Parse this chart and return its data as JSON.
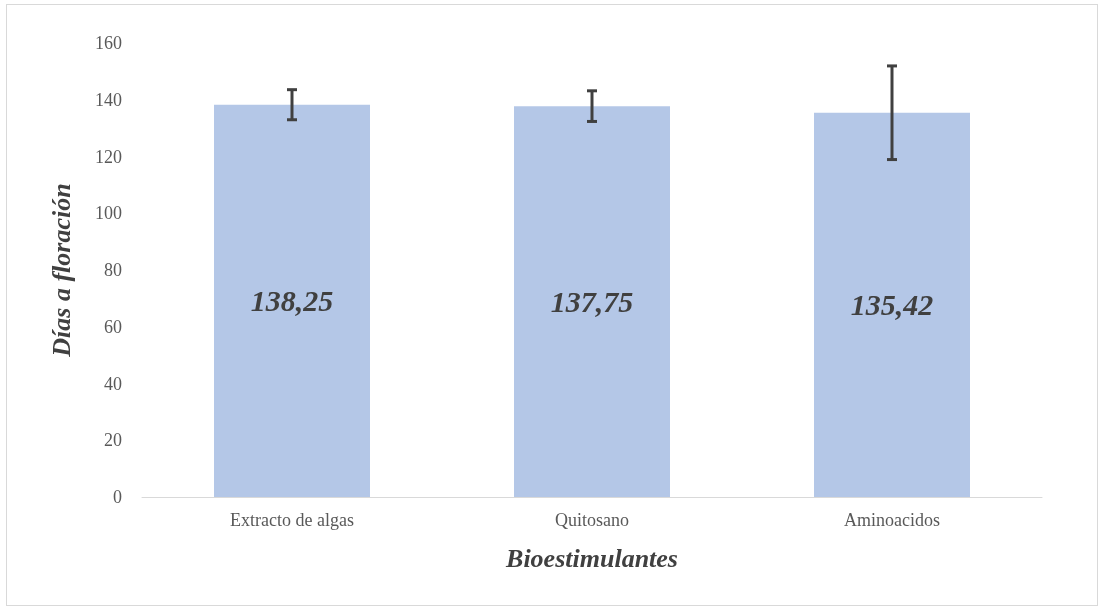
{
  "chart_data": {
    "type": "bar",
    "xlabel": "Bioestimulantes",
    "ylabel": "Días a floración",
    "categories": [
      "Extracto de algas",
      "Quitosano",
      "Aminoacidos"
    ],
    "values": [
      138.25,
      137.75,
      135.42
    ],
    "value_labels": [
      "138,25",
      "137,75",
      "135,42"
    ],
    "errors": [
      5.3,
      5.4,
      16.5
    ],
    "color": "#b4c7e7",
    "ylim": [
      0,
      160
    ],
    "yticks": [
      0,
      20,
      40,
      60,
      80,
      100,
      120,
      140,
      160
    ],
    "grid": false
  }
}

━━━━━━━━━━

THE EXERCISE:
Leave out the pictures and print each record exactly as it stands.

EXERCISE RESPONSE:
Parse this chart and return its data as JSON.
{
  "chart_data": {
    "type": "bar",
    "xlabel": "Bioestimulantes",
    "ylabel": "Días a floración",
    "categories": [
      "Extracto de algas",
      "Quitosano",
      "Aminoacidos"
    ],
    "values": [
      138.25,
      137.75,
      135.42
    ],
    "value_labels": [
      "138,25",
      "137,75",
      "135,42"
    ],
    "errors": [
      5.3,
      5.4,
      16.5
    ],
    "color": "#b4c7e7",
    "ylim": [
      0,
      160
    ],
    "yticks": [
      0,
      20,
      40,
      60,
      80,
      100,
      120,
      140,
      160
    ],
    "grid": false
  }
}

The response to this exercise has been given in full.